- STATED EXERCISE
The entries that follow should be written out exactly.

** START OF RECORDS FOR THE TASK **

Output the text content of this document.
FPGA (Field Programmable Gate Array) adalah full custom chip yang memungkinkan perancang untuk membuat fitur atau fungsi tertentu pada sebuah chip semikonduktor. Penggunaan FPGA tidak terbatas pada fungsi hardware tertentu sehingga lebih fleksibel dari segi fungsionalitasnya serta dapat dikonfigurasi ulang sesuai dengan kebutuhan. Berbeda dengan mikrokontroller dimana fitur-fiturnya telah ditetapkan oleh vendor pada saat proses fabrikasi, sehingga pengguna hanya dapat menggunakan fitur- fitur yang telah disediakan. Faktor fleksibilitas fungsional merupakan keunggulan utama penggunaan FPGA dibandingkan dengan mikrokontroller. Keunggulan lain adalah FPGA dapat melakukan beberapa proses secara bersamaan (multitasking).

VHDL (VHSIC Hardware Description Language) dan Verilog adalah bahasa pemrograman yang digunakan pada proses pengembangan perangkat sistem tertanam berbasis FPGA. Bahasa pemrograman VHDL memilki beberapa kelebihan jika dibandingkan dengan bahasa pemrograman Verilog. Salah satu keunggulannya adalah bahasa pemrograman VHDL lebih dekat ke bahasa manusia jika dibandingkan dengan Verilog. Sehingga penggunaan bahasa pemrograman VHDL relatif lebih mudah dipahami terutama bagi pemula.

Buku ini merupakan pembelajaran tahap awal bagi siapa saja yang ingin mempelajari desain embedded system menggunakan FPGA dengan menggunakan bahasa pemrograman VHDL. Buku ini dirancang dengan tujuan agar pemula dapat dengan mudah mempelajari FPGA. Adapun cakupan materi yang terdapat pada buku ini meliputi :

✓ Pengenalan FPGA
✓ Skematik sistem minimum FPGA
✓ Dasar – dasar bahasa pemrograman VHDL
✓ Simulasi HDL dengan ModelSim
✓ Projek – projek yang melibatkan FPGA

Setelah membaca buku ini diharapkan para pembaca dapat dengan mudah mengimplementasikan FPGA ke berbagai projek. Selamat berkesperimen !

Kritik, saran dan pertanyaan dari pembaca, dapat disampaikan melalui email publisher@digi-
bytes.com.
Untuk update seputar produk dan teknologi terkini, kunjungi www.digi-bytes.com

** END OF RECORDS FOR THE TASK **

- TASK OUTPUT
Output the text content of this document.
FPGA (Field Programmable Gate Array) adalah full custom chip yang memungkinkan perancang untuk membuat fitur atau fungsi tertentu pada sebuah chip semikonduktor. Penggunaan FPGA tidak terbatas pada fungsi hardware tertentu sehingga lebih fleksibel dari segi fungsionalitasnya serta dapat dikonfigurasi ulang sesuai dengan kebutuhan. Berbeda dengan mikrokontroller dimana fitur-fiturnya telah ditetapkan oleh vendor pada saat proses fabrikasi, sehingga pengguna hanya dapat menggunakan fitur- fitur yang telah disediakan. Faktor fleksibilitas fungsional merupakan keunggulan utama penggunaan FPGA dibandingkan dengan mikrokontroller. Keunggulan lain adalah FPGA dapat melakukan beberapa proses secara bersamaan (multitasking).

VHDL (VHSIC Hardware Description Language) dan Verilog adalah bahasa pemrograman yang digunakan pada proses pengembangan perangkat sistem tertanam berbasis FPGA. Bahasa pemrograman VHDL memilki beberapa kelebihan jika dibandingkan dengan bahasa pemrograman Verilog. Salah satu keunggulannya adalah bahasa pemrograman VHDL lebih dekat ke bahasa manusia jika dibandingkan dengan Verilog. Sehingga penggunaan bahasa pemrograman VHDL relatif lebih mudah dipahami terutama bagi pemula.

Buku ini merupakan pembelajaran tahap awal bagi siapa saja yang ingin mempelajari desain embedded system menggunakan FPGA dengan menggunakan bahasa pemrograman VHDL. Buku ini dirancang dengan tujuan agar pemula dapat dengan mudah mempelajari FPGA. Adapun cakupan materi yang terdapat pada buku ini meliputi :

✓ Pengenalan FPGA
✓ Skematik sistem minimum FPGA
✓ Dasar – dasar bahasa pemrograman VHDL
✓ Simulasi HDL dengan ModelSim
✓ Projek – projek yang melibatkan FPGA

Setelah membaca buku ini diharapkan para pembaca dapat dengan mudah mengimplementasikan FPGA ke berbagai projek. Selamat berkesperimen !

Kritik, saran dan pertanyaan dari pembaca, dapat disampaikan melalui email publisher@digi-
bytes.com.
Untuk update seputar produk dan teknologi terkini, kunjungi www.digi-bytes.com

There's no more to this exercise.